● **GOAL OF THE EXERCISE**
Work through the data line by line, gathering every line that has the word "lower".

● **RECORDS FOR THE EXERCISE**
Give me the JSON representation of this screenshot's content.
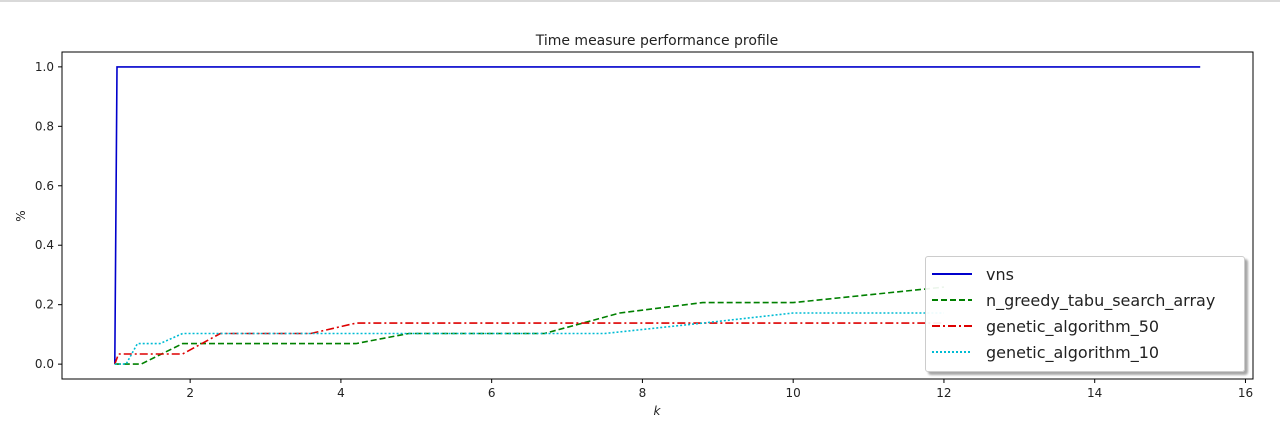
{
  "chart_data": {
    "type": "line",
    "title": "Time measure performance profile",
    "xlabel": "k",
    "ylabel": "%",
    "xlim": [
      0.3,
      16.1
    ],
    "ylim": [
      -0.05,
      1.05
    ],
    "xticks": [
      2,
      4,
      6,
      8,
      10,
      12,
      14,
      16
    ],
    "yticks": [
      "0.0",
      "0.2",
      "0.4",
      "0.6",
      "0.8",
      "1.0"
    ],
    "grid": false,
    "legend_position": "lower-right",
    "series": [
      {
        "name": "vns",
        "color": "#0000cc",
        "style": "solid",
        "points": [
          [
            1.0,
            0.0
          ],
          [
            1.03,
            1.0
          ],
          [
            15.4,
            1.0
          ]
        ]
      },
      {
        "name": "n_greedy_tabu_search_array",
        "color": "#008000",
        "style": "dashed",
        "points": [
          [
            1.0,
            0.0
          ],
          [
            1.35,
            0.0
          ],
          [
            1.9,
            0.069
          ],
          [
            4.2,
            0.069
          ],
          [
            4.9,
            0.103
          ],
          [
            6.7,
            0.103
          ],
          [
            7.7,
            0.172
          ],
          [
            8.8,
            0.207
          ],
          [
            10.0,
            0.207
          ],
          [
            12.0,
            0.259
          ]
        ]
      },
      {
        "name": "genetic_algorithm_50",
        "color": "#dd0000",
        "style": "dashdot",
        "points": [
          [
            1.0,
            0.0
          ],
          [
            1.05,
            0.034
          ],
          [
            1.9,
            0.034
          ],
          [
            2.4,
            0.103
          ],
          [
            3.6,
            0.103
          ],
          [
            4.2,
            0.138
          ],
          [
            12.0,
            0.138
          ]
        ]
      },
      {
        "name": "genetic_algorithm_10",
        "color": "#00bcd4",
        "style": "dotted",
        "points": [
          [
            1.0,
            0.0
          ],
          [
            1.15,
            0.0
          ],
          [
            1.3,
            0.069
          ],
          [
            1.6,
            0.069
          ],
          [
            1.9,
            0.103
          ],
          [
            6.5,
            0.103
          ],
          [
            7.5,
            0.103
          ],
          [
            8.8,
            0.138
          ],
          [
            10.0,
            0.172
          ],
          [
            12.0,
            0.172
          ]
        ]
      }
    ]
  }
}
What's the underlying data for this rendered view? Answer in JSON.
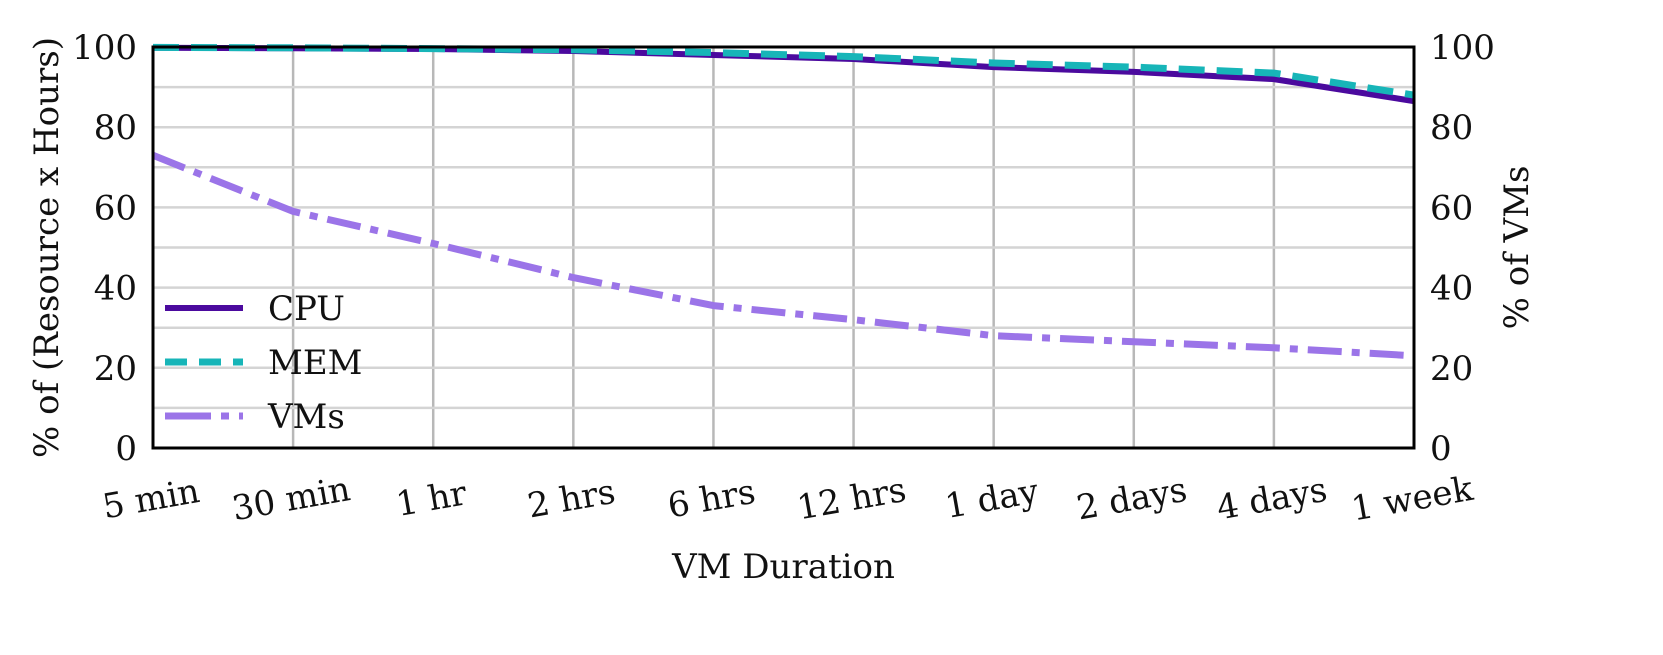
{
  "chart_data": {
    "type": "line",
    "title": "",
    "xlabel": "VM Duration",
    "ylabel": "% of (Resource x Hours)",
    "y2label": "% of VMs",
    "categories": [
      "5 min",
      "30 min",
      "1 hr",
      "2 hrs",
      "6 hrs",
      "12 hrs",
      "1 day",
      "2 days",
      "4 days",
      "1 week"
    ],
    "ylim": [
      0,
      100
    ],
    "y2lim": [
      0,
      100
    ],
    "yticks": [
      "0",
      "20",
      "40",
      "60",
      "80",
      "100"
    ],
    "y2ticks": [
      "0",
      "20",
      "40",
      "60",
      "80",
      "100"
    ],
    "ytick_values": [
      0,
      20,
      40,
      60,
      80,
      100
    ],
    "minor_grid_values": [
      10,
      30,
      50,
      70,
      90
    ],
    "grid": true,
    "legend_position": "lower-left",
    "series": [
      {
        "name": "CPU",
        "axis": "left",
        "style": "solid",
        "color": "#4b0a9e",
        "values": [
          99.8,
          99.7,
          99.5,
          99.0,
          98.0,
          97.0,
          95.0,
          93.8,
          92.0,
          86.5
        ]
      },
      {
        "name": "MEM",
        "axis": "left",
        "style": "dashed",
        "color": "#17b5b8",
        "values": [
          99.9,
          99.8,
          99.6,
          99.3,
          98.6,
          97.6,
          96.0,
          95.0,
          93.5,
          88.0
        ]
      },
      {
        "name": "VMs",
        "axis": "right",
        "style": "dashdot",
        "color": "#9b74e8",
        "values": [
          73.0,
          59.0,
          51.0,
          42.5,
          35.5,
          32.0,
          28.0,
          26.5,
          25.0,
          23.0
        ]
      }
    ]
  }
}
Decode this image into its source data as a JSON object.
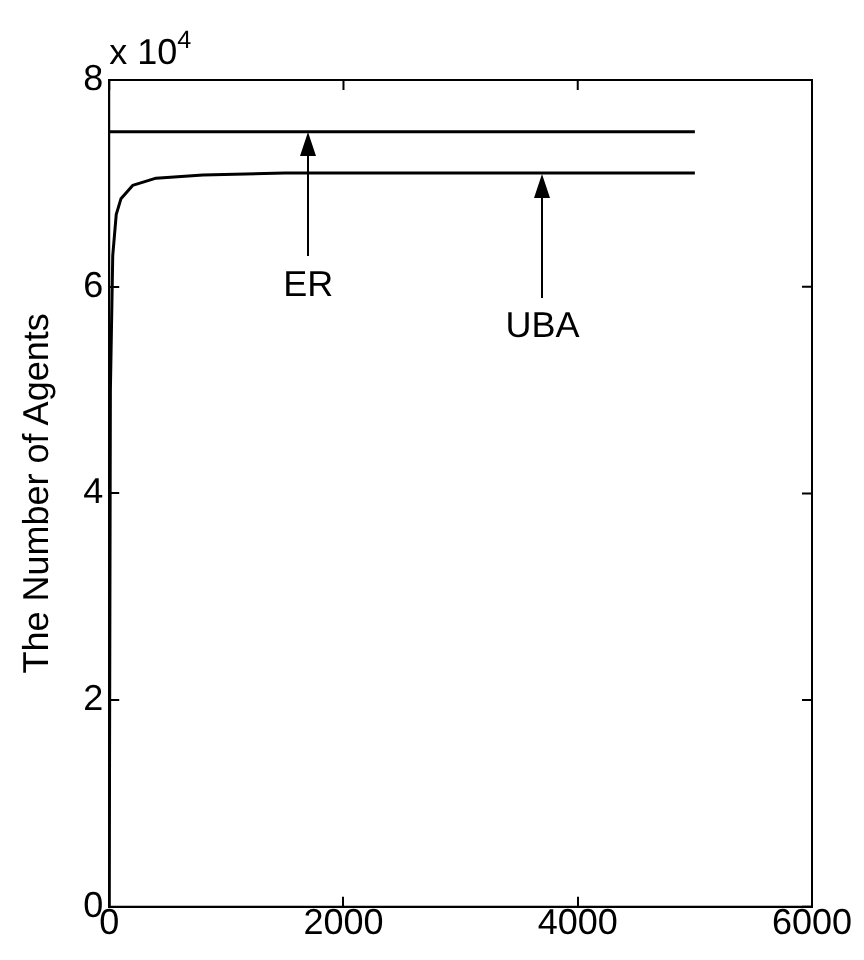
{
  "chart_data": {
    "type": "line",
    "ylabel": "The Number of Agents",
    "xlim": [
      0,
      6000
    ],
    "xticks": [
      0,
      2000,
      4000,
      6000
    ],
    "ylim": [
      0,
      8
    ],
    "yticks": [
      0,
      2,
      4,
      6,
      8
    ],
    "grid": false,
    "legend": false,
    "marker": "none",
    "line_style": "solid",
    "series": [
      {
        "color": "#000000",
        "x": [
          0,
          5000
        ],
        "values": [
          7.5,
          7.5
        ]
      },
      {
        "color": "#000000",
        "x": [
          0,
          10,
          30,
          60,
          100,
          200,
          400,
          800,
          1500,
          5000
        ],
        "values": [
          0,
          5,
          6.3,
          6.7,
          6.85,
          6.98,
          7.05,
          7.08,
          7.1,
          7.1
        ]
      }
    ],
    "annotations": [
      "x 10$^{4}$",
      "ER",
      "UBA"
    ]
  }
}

● **EXERCISE ANSWER**
    "legend_position": "lower-right",
    "legend_position": "lower-left",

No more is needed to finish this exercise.